TASK TO COMPLETE ▸ Quote all of the data that follows exactly as written, skipping the images.
─── RECORDS ───
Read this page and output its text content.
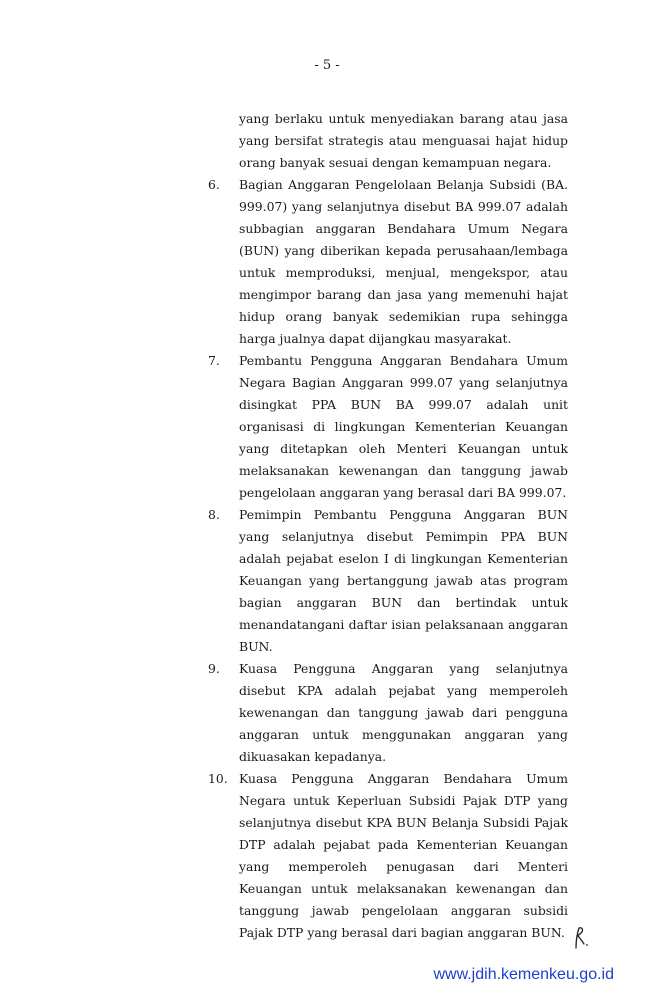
- 5 -
yang berlaku untuk menyediakan barang atau jasa yang bersifat strategis atau menguasai hajat hidup orang banyak sesuai dengan kemampuan negara.
6. Bagian Anggaran Pengelolaan Belanja Subsidi (BA. 999.07) yang selanjutnya disebut BA 999.07 adalah subbagian anggaran Bendahara Umum Negara (BUN) yang diberikan kepada perusahaan/lembaga untuk memproduksi, menjual, mengekspor, atau mengimpor barang dan jasa yang memenuhi hajat hidup orang banyak sedemikian rupa sehingga harga jualnya dapat dijangkau masyarakat.
7. Pembantu Pengguna Anggaran Bendahara Umum Negara Bagian Anggaran 999.07 yang selanjutnya disingkat PPA BUN BA 999.07 adalah unit organisasi di lingkungan Kementerian Keuangan yang ditetapkan oleh Menteri Keuangan untuk melaksanakan kewenangan dan tanggung jawab pengelolaan anggaran yang berasal dari BA 999.07.
8. Pemimpin Pembantu Pengguna Anggaran BUN yang selanjutnya disebut Pemimpin PPA BUN adalah pejabat eselon I di lingkungan Kementerian Keuangan yang bertanggung jawab atas program bagian anggaran BUN dan bertindak untuk menandatangani daftar isian pelaksanaan anggaran BUN.
9. Kuasa Pengguna Anggaran yang selanjutnya disebut KPA adalah pejabat yang memperoleh kewenangan dan tanggung jawab dari pengguna anggaran untuk menggunakan anggaran yang dikuasakan kepadanya.
10. Kuasa Pengguna Anggaran Bendahara Umum Negara untuk Keperluan Subsidi Pajak DTP yang selanjutnya disebut KPA BUN Belanja Subsidi Pajak DTP adalah pejabat pada Kementerian Keuangan yang memperoleh penugasan dari Menteri Keuangan untuk melaksanakan kewenangan dan tanggung jawab pengelolaan anggaran subsidi Pajak DTP yang berasal dari bagian anggaran BUN.
www.jdih.kemenkeu.go.id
───
FINISHED TASK ▸
Read this page and output its text content.
- 5 -
yang berlaku untuk menyediakan barang atau jasa yang bersifat strategis atau menguasai hajat hidup orang banyak sesuai dengan kemampuan negara.
6. Bagian Anggaran Pengelolaan Belanja Subsidi (BA. 999.07) yang selanjutnya disebut BA 999.07 adalah subbagian anggaran Bendahara Umum Negara (BUN) yang diberikan kepada perusahaan/lembaga untuk memproduksi, menjual, mengekspor, atau mengimpor barang dan jasa yang memenuhi hajat hidup orang banyak sedemikian rupa sehingga harga jualnya dapat dijangkau masyarakat.
7. Pembantu Pengguna Anggaran Bendahara Umum Negara Bagian Anggaran 999.07 yang selanjutnya disingkat PPA BUN BA 999.07 adalah unit organisasi di lingkungan Kementerian Keuangan yang ditetapkan oleh Menteri Keuangan untuk melaksanakan kewenangan dan tanggung jawab pengelolaan anggaran yang berasal dari BA 999.07.
8. Pemimpin Pembantu Pengguna Anggaran BUN yang selanjutnya disebut Pemimpin PPA BUN adalah pejabat eselon I di lingkungan Kementerian Keuangan yang bertanggung jawab atas program bagian anggaran BUN dan bertindak untuk menandatangani daftar isian pelaksanaan anggaran BUN.
9. Kuasa Pengguna Anggaran yang selanjutnya disebut KPA adalah pejabat yang memperoleh kewenangan dan tanggung jawab dari pengguna anggaran untuk menggunakan anggaran yang dikuasakan kepadanya.
10. Kuasa Pengguna Anggaran Bendahara Umum Negara untuk Keperluan Subsidi Pajak DTP yang selanjutnya disebut KPA BUN Belanja Subsidi Pajak DTP adalah pejabat pada Kementerian Keuangan yang memperoleh penugasan dari Menteri Keuangan untuk melaksanakan kewenangan dan tanggung jawab pengelolaan anggaran subsidi Pajak DTP yang berasal dari bagian anggaran BUN.
www.jdih.kemenkeu.go.id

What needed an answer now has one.